Instructions to follow — Write only the number of lines holding the string "tratamiento".

Available data —

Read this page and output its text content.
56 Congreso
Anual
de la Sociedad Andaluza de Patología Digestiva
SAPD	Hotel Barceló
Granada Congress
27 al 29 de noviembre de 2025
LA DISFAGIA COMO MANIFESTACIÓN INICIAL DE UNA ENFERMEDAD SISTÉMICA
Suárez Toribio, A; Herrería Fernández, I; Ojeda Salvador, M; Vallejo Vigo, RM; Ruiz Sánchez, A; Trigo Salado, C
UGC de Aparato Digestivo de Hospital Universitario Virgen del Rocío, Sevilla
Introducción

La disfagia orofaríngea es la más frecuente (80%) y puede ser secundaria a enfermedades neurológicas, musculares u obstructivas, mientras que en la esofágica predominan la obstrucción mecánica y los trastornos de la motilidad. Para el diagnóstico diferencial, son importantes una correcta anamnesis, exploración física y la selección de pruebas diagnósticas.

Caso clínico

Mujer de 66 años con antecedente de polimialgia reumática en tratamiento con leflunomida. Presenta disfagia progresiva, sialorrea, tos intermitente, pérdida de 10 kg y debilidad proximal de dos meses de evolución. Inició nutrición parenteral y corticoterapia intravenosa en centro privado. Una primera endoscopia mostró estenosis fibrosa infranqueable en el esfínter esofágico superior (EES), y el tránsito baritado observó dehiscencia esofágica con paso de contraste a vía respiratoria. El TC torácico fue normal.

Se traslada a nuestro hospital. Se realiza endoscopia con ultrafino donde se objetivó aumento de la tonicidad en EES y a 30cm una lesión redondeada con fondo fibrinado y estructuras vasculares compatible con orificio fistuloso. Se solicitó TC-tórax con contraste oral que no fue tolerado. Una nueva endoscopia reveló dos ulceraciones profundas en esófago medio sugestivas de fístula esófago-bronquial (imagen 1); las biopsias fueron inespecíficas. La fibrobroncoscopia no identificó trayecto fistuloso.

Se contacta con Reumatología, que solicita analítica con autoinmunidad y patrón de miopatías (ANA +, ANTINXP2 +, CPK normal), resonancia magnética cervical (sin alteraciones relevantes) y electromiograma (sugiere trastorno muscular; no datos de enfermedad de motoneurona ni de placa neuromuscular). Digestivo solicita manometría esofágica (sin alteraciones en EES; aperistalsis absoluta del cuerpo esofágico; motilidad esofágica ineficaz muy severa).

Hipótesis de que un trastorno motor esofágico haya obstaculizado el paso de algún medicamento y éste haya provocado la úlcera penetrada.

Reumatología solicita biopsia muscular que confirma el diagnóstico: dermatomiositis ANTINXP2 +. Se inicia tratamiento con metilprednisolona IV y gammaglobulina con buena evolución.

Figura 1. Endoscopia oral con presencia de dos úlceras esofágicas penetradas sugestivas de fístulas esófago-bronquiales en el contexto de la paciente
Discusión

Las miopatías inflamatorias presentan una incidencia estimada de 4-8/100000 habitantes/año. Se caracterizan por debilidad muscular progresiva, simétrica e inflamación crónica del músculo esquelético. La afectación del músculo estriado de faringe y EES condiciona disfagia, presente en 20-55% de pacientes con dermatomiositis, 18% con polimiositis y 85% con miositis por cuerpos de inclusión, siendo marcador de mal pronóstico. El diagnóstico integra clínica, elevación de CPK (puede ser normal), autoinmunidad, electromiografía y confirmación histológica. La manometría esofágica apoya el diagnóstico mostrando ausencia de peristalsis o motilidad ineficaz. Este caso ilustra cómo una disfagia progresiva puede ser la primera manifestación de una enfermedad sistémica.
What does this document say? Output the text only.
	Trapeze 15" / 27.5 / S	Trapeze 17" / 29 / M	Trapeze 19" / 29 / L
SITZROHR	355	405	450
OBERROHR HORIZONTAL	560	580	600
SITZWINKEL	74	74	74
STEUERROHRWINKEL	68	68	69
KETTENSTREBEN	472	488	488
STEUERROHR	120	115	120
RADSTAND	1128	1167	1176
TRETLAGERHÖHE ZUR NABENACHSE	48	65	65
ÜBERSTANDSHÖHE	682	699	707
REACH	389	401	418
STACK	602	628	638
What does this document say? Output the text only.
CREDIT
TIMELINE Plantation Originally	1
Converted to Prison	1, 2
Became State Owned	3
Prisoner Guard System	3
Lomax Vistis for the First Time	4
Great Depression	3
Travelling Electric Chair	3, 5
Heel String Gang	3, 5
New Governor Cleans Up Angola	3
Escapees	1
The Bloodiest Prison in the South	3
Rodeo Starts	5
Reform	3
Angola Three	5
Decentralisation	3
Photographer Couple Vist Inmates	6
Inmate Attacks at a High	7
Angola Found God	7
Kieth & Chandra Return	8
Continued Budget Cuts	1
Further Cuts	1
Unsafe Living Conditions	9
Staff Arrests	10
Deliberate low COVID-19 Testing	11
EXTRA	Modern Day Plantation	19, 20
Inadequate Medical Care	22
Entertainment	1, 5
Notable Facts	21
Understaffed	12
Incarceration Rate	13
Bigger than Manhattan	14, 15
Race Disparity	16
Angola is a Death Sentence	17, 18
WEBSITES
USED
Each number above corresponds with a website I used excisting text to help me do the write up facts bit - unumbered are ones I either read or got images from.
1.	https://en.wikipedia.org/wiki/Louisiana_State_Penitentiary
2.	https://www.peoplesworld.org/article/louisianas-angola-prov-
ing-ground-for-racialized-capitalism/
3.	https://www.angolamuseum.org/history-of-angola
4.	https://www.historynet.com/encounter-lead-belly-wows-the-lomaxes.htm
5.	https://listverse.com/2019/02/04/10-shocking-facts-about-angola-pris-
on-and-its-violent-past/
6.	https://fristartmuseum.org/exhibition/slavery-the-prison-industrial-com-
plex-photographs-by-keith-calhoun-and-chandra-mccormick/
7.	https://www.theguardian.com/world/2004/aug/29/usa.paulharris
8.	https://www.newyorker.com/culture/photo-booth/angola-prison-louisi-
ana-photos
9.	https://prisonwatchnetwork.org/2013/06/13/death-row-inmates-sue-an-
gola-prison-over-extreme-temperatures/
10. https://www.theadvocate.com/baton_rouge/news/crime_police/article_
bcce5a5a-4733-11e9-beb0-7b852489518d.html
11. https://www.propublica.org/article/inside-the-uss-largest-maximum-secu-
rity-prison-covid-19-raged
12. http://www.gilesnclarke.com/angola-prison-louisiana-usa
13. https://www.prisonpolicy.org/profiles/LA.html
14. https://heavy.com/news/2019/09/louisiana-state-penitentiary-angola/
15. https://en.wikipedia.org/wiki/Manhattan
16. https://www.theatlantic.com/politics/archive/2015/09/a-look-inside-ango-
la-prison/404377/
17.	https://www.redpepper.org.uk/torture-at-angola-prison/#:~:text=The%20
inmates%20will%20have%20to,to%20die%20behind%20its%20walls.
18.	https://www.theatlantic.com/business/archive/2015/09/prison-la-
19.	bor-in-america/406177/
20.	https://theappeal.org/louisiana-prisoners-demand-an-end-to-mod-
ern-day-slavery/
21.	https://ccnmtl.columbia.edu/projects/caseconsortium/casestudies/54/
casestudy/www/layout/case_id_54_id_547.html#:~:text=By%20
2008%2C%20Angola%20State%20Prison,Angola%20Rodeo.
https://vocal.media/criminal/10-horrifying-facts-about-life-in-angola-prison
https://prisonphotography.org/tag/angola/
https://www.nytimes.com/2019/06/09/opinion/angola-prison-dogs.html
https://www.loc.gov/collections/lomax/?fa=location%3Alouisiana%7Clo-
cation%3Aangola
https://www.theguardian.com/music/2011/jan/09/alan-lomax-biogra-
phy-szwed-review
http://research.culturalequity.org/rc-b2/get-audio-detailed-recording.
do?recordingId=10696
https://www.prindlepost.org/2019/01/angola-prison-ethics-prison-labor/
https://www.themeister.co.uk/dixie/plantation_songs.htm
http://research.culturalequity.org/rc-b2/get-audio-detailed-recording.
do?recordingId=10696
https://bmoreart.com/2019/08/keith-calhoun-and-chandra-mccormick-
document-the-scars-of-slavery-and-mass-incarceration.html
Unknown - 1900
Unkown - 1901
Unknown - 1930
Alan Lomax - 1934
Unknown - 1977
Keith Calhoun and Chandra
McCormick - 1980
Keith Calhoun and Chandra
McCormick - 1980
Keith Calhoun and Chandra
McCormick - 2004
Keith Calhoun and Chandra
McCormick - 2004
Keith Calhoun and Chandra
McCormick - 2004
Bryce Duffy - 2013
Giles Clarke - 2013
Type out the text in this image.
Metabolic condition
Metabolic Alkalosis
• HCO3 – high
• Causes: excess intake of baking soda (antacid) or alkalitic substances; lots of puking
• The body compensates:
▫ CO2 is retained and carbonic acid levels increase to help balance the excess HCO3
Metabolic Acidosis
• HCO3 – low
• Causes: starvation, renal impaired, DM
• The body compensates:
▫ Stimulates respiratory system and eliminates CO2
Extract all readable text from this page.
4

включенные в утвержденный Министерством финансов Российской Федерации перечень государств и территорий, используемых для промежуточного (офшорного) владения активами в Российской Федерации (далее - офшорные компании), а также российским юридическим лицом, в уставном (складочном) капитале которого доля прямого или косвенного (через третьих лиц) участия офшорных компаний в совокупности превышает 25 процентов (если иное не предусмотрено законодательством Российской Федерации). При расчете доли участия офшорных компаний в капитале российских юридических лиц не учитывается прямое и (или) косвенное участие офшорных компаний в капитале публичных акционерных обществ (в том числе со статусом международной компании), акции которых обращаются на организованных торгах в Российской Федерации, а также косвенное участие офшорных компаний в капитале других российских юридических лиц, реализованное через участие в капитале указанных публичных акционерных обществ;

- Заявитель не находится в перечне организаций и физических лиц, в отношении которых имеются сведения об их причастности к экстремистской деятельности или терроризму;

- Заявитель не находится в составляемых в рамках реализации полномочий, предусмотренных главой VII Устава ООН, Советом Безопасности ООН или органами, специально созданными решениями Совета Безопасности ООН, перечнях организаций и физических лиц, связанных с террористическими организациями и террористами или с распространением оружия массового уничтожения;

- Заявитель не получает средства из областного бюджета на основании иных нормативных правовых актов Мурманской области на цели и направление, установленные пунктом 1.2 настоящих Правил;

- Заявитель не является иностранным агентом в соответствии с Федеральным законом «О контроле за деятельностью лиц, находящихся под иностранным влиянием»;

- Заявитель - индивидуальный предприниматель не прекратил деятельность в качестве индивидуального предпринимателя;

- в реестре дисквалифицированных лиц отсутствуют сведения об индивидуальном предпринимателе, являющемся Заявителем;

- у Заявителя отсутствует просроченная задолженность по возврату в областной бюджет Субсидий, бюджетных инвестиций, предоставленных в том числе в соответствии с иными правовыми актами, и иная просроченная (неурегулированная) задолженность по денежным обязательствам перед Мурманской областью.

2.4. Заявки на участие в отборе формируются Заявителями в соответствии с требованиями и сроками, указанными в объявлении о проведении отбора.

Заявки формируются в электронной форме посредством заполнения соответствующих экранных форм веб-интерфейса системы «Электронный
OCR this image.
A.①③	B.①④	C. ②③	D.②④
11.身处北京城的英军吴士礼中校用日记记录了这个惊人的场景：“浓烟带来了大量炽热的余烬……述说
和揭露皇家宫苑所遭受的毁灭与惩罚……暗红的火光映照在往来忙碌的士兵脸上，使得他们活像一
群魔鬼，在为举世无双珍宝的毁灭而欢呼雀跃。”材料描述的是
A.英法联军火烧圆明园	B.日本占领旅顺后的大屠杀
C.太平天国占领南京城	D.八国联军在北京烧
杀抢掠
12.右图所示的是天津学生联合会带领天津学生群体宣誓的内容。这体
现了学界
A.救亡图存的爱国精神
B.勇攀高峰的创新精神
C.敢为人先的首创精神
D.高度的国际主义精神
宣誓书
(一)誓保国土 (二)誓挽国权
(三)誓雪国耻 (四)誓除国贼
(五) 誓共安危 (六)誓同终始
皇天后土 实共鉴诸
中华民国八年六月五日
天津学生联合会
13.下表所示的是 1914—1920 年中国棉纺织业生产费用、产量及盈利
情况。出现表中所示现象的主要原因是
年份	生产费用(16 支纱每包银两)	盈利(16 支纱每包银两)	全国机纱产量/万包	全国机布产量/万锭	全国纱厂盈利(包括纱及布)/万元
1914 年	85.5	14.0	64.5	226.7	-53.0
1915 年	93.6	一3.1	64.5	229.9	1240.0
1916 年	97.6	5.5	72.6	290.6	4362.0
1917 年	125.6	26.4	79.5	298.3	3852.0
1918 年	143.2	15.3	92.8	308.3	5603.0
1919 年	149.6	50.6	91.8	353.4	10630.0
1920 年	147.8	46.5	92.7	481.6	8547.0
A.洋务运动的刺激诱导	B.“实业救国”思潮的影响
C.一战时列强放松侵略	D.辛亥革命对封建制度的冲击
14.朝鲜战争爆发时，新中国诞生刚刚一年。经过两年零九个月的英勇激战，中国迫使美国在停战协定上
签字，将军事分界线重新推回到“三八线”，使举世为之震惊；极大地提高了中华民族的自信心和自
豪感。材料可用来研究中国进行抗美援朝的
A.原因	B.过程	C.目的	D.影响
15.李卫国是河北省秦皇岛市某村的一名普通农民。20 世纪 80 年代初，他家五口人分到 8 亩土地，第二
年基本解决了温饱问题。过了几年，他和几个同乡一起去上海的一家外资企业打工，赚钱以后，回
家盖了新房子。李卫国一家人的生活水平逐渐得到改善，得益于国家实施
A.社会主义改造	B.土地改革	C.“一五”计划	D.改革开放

Solved exercise — 2